[What is needed]
Write out every line of each entry below word for word, with nothing changed, added, or left out.

* START *

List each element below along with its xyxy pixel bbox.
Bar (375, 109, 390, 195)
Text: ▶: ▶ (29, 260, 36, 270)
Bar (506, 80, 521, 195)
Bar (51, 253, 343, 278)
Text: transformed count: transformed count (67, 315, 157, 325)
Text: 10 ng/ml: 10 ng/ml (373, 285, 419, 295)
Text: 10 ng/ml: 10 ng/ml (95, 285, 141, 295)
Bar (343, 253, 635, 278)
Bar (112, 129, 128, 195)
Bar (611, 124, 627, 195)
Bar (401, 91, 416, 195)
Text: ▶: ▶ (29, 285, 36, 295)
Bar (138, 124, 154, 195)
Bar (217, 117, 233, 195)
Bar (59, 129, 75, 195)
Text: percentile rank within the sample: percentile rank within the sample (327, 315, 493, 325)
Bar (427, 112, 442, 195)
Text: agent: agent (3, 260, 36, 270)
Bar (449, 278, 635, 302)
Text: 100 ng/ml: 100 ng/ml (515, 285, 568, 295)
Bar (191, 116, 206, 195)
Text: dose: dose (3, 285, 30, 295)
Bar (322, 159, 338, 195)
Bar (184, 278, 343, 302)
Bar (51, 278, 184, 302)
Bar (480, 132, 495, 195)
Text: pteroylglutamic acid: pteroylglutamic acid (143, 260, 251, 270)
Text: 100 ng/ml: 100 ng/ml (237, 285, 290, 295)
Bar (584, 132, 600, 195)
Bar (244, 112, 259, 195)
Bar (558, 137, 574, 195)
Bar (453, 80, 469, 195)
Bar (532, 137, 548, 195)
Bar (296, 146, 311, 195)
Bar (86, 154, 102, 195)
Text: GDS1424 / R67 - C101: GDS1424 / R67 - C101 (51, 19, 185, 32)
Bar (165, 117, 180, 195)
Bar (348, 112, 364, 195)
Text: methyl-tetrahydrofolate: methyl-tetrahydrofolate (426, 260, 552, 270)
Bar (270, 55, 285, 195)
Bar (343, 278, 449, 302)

* END *

[Result of the task]
List each element below along with its xyxy pixel bbox.
Bar (375, 109, 390, 195)
Text: ▶: ▶ (29, 260, 36, 270)
Bar (506, 80, 521, 195)
Bar (51, 253, 343, 278)
Text: transformed count: transformed count (67, 315, 157, 325)
Text: 10 ng/ml: 10 ng/ml (373, 285, 419, 295)
Text: 10 ng/ml: 10 ng/ml (95, 285, 141, 295)
Bar (343, 253, 635, 278)
Bar (112, 129, 128, 195)
Bar (611, 124, 627, 195)
Bar (401, 91, 416, 195)
Text: ▶: ▶ (29, 285, 36, 295)
Bar (138, 124, 154, 195)
Bar (217, 117, 233, 195)
Bar (59, 129, 75, 195)
Text: percentile rank within the sample: percentile rank within the sample (327, 315, 493, 325)
Bar (427, 112, 442, 195)
Text: agent: agent (3, 260, 36, 270)
Bar (449, 278, 635, 302)
Text: 100 ng/ml: 100 ng/ml (515, 285, 568, 295)
Bar (191, 116, 206, 195)
Text: dose: dose (3, 285, 30, 295)
Bar (322, 159, 338, 195)
Bar (184, 278, 343, 302)
Bar (51, 278, 184, 302)
Bar (480, 132, 495, 195)
Text: pteroylglutamic acid: pteroylglutamic acid (143, 260, 251, 270)
Text: 100 ng/ml: 100 ng/ml (237, 285, 290, 295)
Bar (584, 132, 600, 195)
Bar (244, 112, 259, 195)
Bar (558, 137, 574, 195)
Bar (453, 80, 469, 195)
Bar (532, 137, 548, 195)
Bar (296, 146, 311, 195)
Bar (86, 154, 102, 195)
Text: GDS1424 / R67 - C101: GDS1424 / R67 - C101 (51, 19, 185, 32)
Bar (165, 117, 180, 195)
Bar (348, 112, 364, 195)
Text: methyl-tetrahydrofolate: methyl-tetrahydrofolate (426, 260, 552, 270)
Bar (270, 55, 285, 195)
Bar (343, 278, 449, 302)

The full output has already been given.